_YOUR OBJECTIVE_
The records should be repeated word for word, pictures excluded.

_Data excerpts_
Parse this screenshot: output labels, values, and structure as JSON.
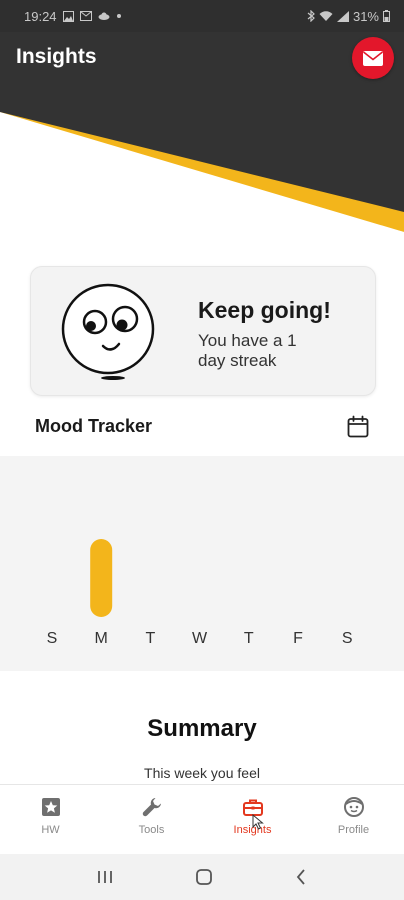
{
  "status_bar": {
    "time": "19:24",
    "battery": "31%",
    "icons": [
      "image-icon",
      "mail-icon",
      "cloud-icon",
      "dot-icon",
      "bluetooth-icon",
      "wifi-icon",
      "signal-icon",
      "battery-icon"
    ]
  },
  "header": {
    "title": "Insights",
    "mail_icon": "envelope-icon",
    "colors": {
      "dark": "#333333",
      "accent": "#f3b51b",
      "mail": "#e3172b"
    }
  },
  "streak_card": {
    "title": "Keep going!",
    "text": "You have a 1 day streak",
    "icon": "smiley-face-icon"
  },
  "mood_tracker": {
    "title": "Mood Tracker",
    "calendar_icon": "calendar-icon"
  },
  "chart_data": {
    "type": "bar",
    "categories": [
      "S",
      "M",
      "T",
      "W",
      "T",
      "F",
      "S"
    ],
    "values": [
      0,
      1,
      0,
      0,
      0,
      0,
      0
    ],
    "title": "",
    "xlabel": "",
    "ylabel": "",
    "ylim": [
      0,
      1
    ],
    "grid": false,
    "bar_color": "#f3b51b"
  },
  "summary": {
    "title": "Summary",
    "subtitle": "This week you feel"
  },
  "bottom_nav": {
    "items": [
      {
        "label": "HW",
        "icon": "star-icon",
        "active": false
      },
      {
        "label": "Tools",
        "icon": "wrench-icon",
        "active": false
      },
      {
        "label": "Insights",
        "icon": "toolbox-icon",
        "active": true
      },
      {
        "label": "Profile",
        "icon": "face-icon",
        "active": false
      }
    ],
    "active_color": "#e3381f"
  },
  "system_nav": {
    "buttons": [
      "recent-apps-icon",
      "home-icon",
      "back-icon"
    ]
  }
}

_RESULT_
Parse this screenshot: output labels, values, and structure as JSON.
{
  "status_bar": {
    "time": "19:24",
    "battery": "31%",
    "icons": [
      "image-icon",
      "mail-icon",
      "cloud-icon",
      "dot-icon",
      "bluetooth-icon",
      "wifi-icon",
      "signal-icon",
      "battery-icon"
    ]
  },
  "header": {
    "title": "Insights",
    "mail_icon": "envelope-icon",
    "colors": {
      "dark": "#333333",
      "accent": "#f3b51b",
      "mail": "#e3172b"
    }
  },
  "streak_card": {
    "title": "Keep going!",
    "text": "You have a 1 day streak",
    "icon": "smiley-face-icon"
  },
  "mood_tracker": {
    "title": "Mood Tracker",
    "calendar_icon": "calendar-icon"
  },
  "chart_data": {
    "type": "bar",
    "categories": [
      "S",
      "M",
      "T",
      "W",
      "T",
      "F",
      "S"
    ],
    "values": [
      0,
      1,
      0,
      0,
      0,
      0,
      0
    ],
    "title": "",
    "xlabel": "",
    "ylabel": "",
    "ylim": [
      0,
      1
    ],
    "grid": false,
    "bar_color": "#f3b51b"
  },
  "summary": {
    "title": "Summary",
    "subtitle": "This week you feel"
  },
  "bottom_nav": {
    "items": [
      {
        "label": "HW",
        "icon": "star-icon",
        "active": false
      },
      {
        "label": "Tools",
        "icon": "wrench-icon",
        "active": false
      },
      {
        "label": "Insights",
        "icon": "toolbox-icon",
        "active": true
      },
      {
        "label": "Profile",
        "icon": "face-icon",
        "active": false
      }
    ],
    "active_color": "#e3381f"
  },
  "system_nav": {
    "buttons": [
      "recent-apps-icon",
      "home-icon",
      "back-icon"
    ]
  }
}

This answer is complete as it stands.